***** DATA FOR THIS EXERCISE *****

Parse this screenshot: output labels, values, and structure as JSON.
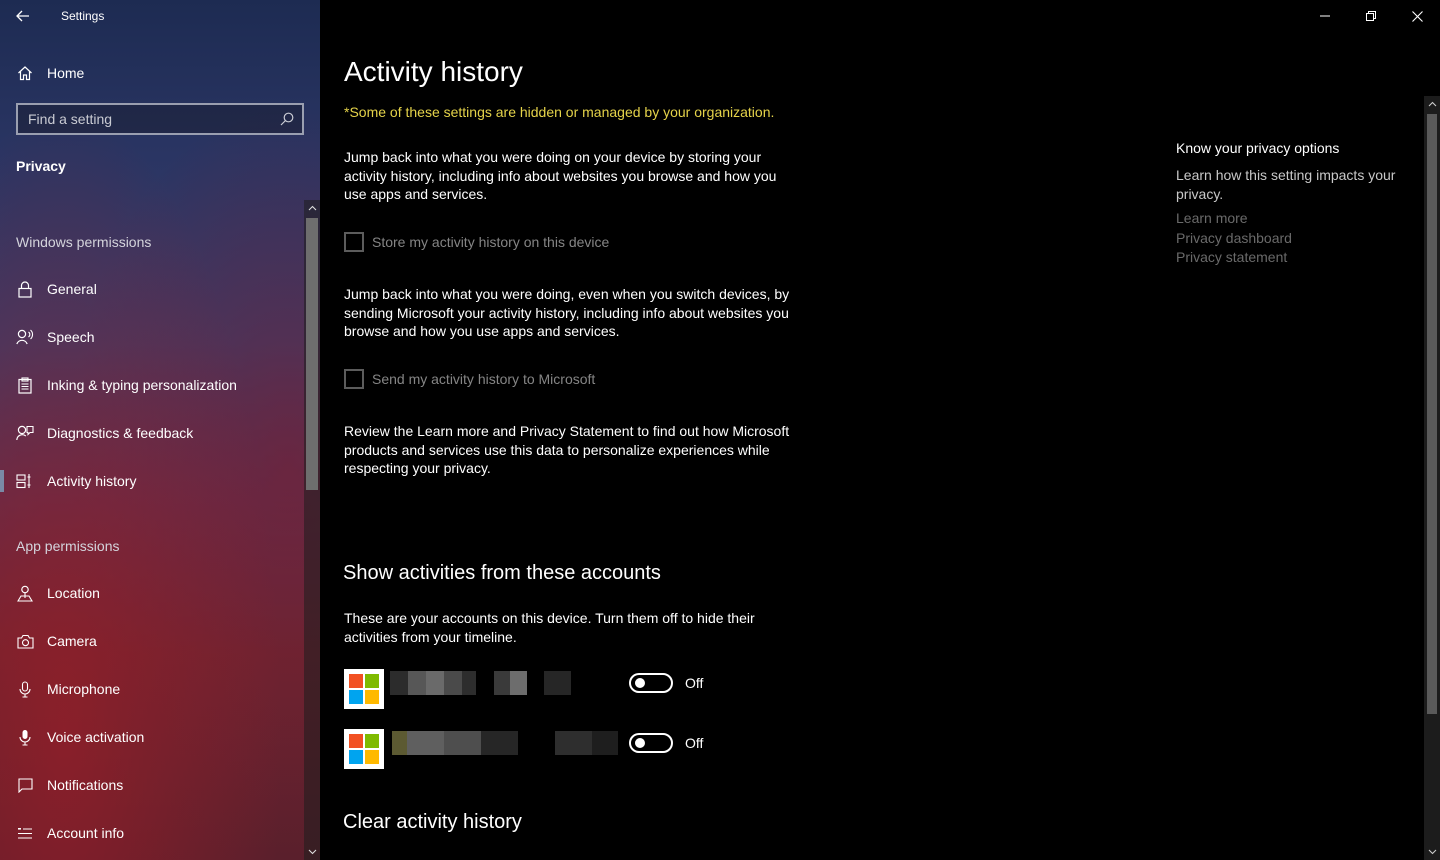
{
  "app": {
    "title": "Settings"
  },
  "sidebar": {
    "home_label": "Home",
    "search_placeholder": "Find a setting",
    "category": "Privacy",
    "windows_permissions_title": "Windows permissions",
    "windows_permissions": [
      {
        "label": "General",
        "icon": "lock-icon"
      },
      {
        "label": "Speech",
        "icon": "speech-icon"
      },
      {
        "label": "Inking & typing personalization",
        "icon": "clipboard-icon"
      },
      {
        "label": "Diagnostics & feedback",
        "icon": "feedback-icon"
      },
      {
        "label": "Activity history",
        "icon": "timeline-icon",
        "selected": true
      }
    ],
    "app_permissions_title": "App permissions",
    "app_permissions": [
      {
        "label": "Location",
        "icon": "location-icon"
      },
      {
        "label": "Camera",
        "icon": "camera-icon"
      },
      {
        "label": "Microphone",
        "icon": "microphone-icon"
      },
      {
        "label": "Voice activation",
        "icon": "voice-activation-icon"
      },
      {
        "label": "Notifications",
        "icon": "notifications-icon"
      },
      {
        "label": "Account info",
        "icon": "account-info-icon"
      }
    ]
  },
  "main": {
    "title": "Activity history",
    "managed_notice": "*Some of these settings are hidden or managed by your organization.",
    "para1": "Jump back into what you were doing on your device by storing your activity history, including info about websites you browse and how you use apps and services.",
    "check1": {
      "label": "Store my activity history on this device",
      "checked": false,
      "enabled": false
    },
    "para2": "Jump back into what you were doing, even when you switch devices, by sending Microsoft your activity history, including info about websites you browse and how you use apps and services.",
    "check2": {
      "label": "Send my activity history to Microsoft",
      "checked": false,
      "enabled": false
    },
    "para3": "Review the Learn more and Privacy Statement to find out how Microsoft products and services use this data to personalize experiences while respecting your privacy.",
    "accounts_title": "Show activities from these accounts",
    "accounts_desc": "These are your accounts on this device. Turn them off to hide their activities from your timeline.",
    "accounts": [
      {
        "toggle_label": "Off",
        "on": false
      },
      {
        "toggle_label": "Off",
        "on": false
      }
    ],
    "clear_title": "Clear activity history"
  },
  "privacy_options": {
    "title": "Know your privacy options",
    "desc": "Learn how this setting impacts your privacy.",
    "links": [
      "Learn more",
      "Privacy dashboard",
      "Privacy statement"
    ]
  },
  "colors": {
    "managed_notice": "#e5d34a",
    "ms_red": "#f25022",
    "ms_green": "#7fba00",
    "ms_blue": "#00a4ef",
    "ms_yellow": "#ffb900"
  }
}
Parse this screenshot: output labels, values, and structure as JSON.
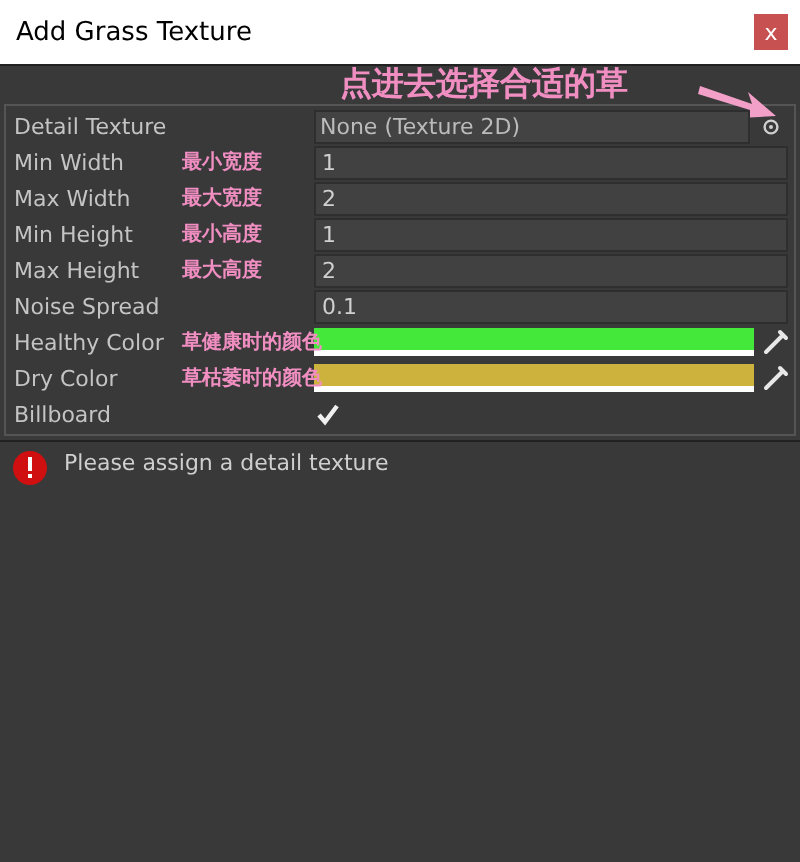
{
  "window": {
    "title": "Add Grass Texture",
    "close": "x"
  },
  "hint": "点进去选择合适的草",
  "fields": [
    {
      "kind": "object",
      "label": "Detail Texture",
      "value": "None (Texture 2D)"
    },
    {
      "kind": "number",
      "label": "Min Width",
      "value": "1",
      "note": "最小宽度"
    },
    {
      "kind": "number",
      "label": "Max Width",
      "value": "2",
      "note": "最大宽度"
    },
    {
      "kind": "number",
      "label": "Min Height",
      "value": "1",
      "note": "最小高度"
    },
    {
      "kind": "number",
      "label": "Max Height",
      "value": "2",
      "note": "最大高度"
    },
    {
      "kind": "number",
      "label": "Noise Spread",
      "value": "0.1"
    },
    {
      "kind": "color",
      "label": "Healthy Color",
      "color": "#44e83a",
      "note": "草健康时的颜色"
    },
    {
      "kind": "color",
      "label": "Dry Color",
      "color": "#cdb23d",
      "note": "草枯萎时的颜色"
    },
    {
      "kind": "toggle",
      "label": "Billboard",
      "checked": true
    }
  ],
  "message": "Please assign a detail texture"
}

*****

EXERCISE DESCRIPTION -> Leave the pictures out and print the records above exactly as they stand.

RESULT FOR THIS TASK ->
Parse this screenshot: output labels, values, and structure as JSON.
{
  "app": {
    "title": "Settings"
  },
  "sidebar": {
    "home_label": "Home",
    "search_placeholder": "Find a setting",
    "category": "Privacy",
    "windows_permissions_title": "Windows permissions",
    "windows_permissions": [
      {
        "label": "General",
        "icon": "lock-icon"
      },
      {
        "label": "Speech",
        "icon": "speech-icon"
      },
      {
        "label": "Inking & typing personalization",
        "icon": "clipboard-icon"
      },
      {
        "label": "Diagnostics & feedback",
        "icon": "feedback-icon"
      },
      {
        "label": "Activity history",
        "icon": "timeline-icon",
        "selected": true
      }
    ],
    "app_permissions_title": "App permissions",
    "app_permissions": [
      {
        "label": "Location",
        "icon": "location-icon"
      },
      {
        "label": "Camera",
        "icon": "camera-icon"
      },
      {
        "label": "Microphone",
        "icon": "microphone-icon"
      },
      {
        "label": "Voice activation",
        "icon": "voice-activation-icon"
      },
      {
        "label": "Notifications",
        "icon": "notifications-icon"
      },
      {
        "label": "Account info",
        "icon": "account-info-icon"
      }
    ]
  },
  "main": {
    "title": "Activity history",
    "managed_notice": "*Some of these settings are hidden or managed by your organization.",
    "para1": "Jump back into what you were doing on your device by storing your activity history, including info about websites you browse and how you use apps and services.",
    "check1": {
      "label": "Store my activity history on this device",
      "checked": false,
      "enabled": false
    },
    "para2": "Jump back into what you were doing, even when you switch devices, by sending Microsoft your activity history, including info about websites you browse and how you use apps and services.",
    "check2": {
      "label": "Send my activity history to Microsoft",
      "checked": false,
      "enabled": false
    },
    "para3": "Review the Learn more and Privacy Statement to find out how Microsoft products and services use this data to personalize experiences while respecting your privacy.",
    "accounts_title": "Show activities from these accounts",
    "accounts_desc": "These are your accounts on this device. Turn them off to hide their activities from your timeline.",
    "accounts": [
      {
        "toggle_label": "Off",
        "on": false
      },
      {
        "toggle_label": "Off",
        "on": false
      }
    ],
    "clear_title": "Clear activity history"
  },
  "privacy_options": {
    "title": "Know your privacy options",
    "desc": "Learn how this setting impacts your privacy.",
    "links": [
      "Learn more",
      "Privacy dashboard",
      "Privacy statement"
    ]
  },
  "colors": {
    "managed_notice": "#e5d34a",
    "ms_red": "#f25022",
    "ms_green": "#7fba00",
    "ms_blue": "#00a4ef",
    "ms_yellow": "#ffb900"
  }
}
Parse this screenshot: output labels, values, and structure as JSON.
{
  "window": {
    "title": "Add Grass Texture",
    "close": "x"
  },
  "hint": "点进去选择合适的草",
  "fields": [
    {
      "kind": "object",
      "label": "Detail Texture",
      "value": "None (Texture 2D)"
    },
    {
      "kind": "number",
      "label": "Min Width",
      "value": "1",
      "note": "最小宽度"
    },
    {
      "kind": "number",
      "label": "Max Width",
      "value": "2",
      "note": "最大宽度"
    },
    {
      "kind": "number",
      "label": "Min Height",
      "value": "1",
      "note": "最小高度"
    },
    {
      "kind": "number",
      "label": "Max Height",
      "value": "2",
      "note": "最大高度"
    },
    {
      "kind": "number",
      "label": "Noise Spread",
      "value": "0.1"
    },
    {
      "kind": "color",
      "label": "Healthy Color",
      "color": "#44e83a",
      "note": "草健康时的颜色"
    },
    {
      "kind": "color",
      "label": "Dry Color",
      "color": "#cdb23d",
      "note": "草枯萎时的颜色"
    },
    {
      "kind": "toggle",
      "label": "Billboard",
      "checked": true
    }
  ],
  "message": "Please assign a detail texture"
}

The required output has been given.